What the task requires:
All the data should come back exactly as it was given.

Dataset items:

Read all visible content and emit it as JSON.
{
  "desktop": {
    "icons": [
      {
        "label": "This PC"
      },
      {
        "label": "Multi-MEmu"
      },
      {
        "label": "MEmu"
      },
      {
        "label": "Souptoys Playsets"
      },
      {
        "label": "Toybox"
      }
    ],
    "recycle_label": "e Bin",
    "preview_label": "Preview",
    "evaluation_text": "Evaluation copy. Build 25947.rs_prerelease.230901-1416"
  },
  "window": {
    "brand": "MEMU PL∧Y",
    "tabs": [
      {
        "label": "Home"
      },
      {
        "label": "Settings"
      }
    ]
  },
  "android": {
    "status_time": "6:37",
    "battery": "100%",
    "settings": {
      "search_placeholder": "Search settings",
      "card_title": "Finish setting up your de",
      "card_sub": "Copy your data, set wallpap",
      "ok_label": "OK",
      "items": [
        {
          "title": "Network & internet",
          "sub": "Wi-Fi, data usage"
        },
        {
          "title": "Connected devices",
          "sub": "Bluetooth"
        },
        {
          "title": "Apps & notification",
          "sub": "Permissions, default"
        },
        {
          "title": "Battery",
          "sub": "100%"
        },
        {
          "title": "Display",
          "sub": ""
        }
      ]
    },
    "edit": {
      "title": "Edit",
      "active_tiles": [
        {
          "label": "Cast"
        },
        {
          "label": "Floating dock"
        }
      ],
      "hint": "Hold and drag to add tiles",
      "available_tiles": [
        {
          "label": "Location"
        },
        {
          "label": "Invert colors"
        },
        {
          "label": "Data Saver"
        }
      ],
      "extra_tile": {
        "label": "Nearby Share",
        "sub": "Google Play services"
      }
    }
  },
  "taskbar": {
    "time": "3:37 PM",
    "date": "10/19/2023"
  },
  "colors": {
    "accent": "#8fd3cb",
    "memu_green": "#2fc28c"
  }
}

Answer to the task:
Read all visible content and emit it as JSON.
{
  "desktop": {
    "icons": [
      {
        "label": "This PC"
      },
      {
        "label": "Multi-MEmu"
      },
      {
        "label": "MEmu"
      },
      {
        "label": "Souptoys Playsets"
      },
      {
        "label": "Toybox"
      }
    ],
    "recycle_label": "e Bin",
    "preview_label": "Preview",
    "evaluation_text": "Evaluation copy. Build 25947.rs_prerelease.230901-1416"
  },
  "window": {
    "brand": "MEMU PL∧Y",
    "tabs": [
      {
        "label": "Home"
      },
      {
        "label": "Settings"
      }
    ]
  },
  "android": {
    "status_time": "6:37",
    "battery": "100%",
    "settings": {
      "search_placeholder": "Search settings",
      "card_title": "Finish setting up your de",
      "card_sub": "Copy your data, set wallpap",
      "ok_label": "OK",
      "items": [
        {
          "title": "Network & internet",
          "sub": "Wi-Fi, data usage"
        },
        {
          "title": "Connected devices",
          "sub": "Bluetooth"
        },
        {
          "title": "Apps & notification",
          "sub": "Permissions, default"
        },
        {
          "title": "Battery",
          "sub": "100%"
        },
        {
          "title": "Display",
          "sub": ""
        }
      ]
    },
    "edit": {
      "title": "Edit",
      "active_tiles": [
        {
          "label": "Cast"
        },
        {
          "label": "Floating dock"
        }
      ],
      "hint": "Hold and drag to add tiles",
      "available_tiles": [
        {
          "label": "Location"
        },
        {
          "label": "Invert colors"
        },
        {
          "label": "Data Saver"
        }
      ],
      "extra_tile": {
        "label": "Nearby Share",
        "sub": "Google Play services"
      }
    }
  },
  "taskbar": {
    "time": "3:37 PM",
    "date": "10/19/2023"
  },
  "colors": {
    "accent": "#8fd3cb",
    "memu_green": "#2fc28c"
  }
}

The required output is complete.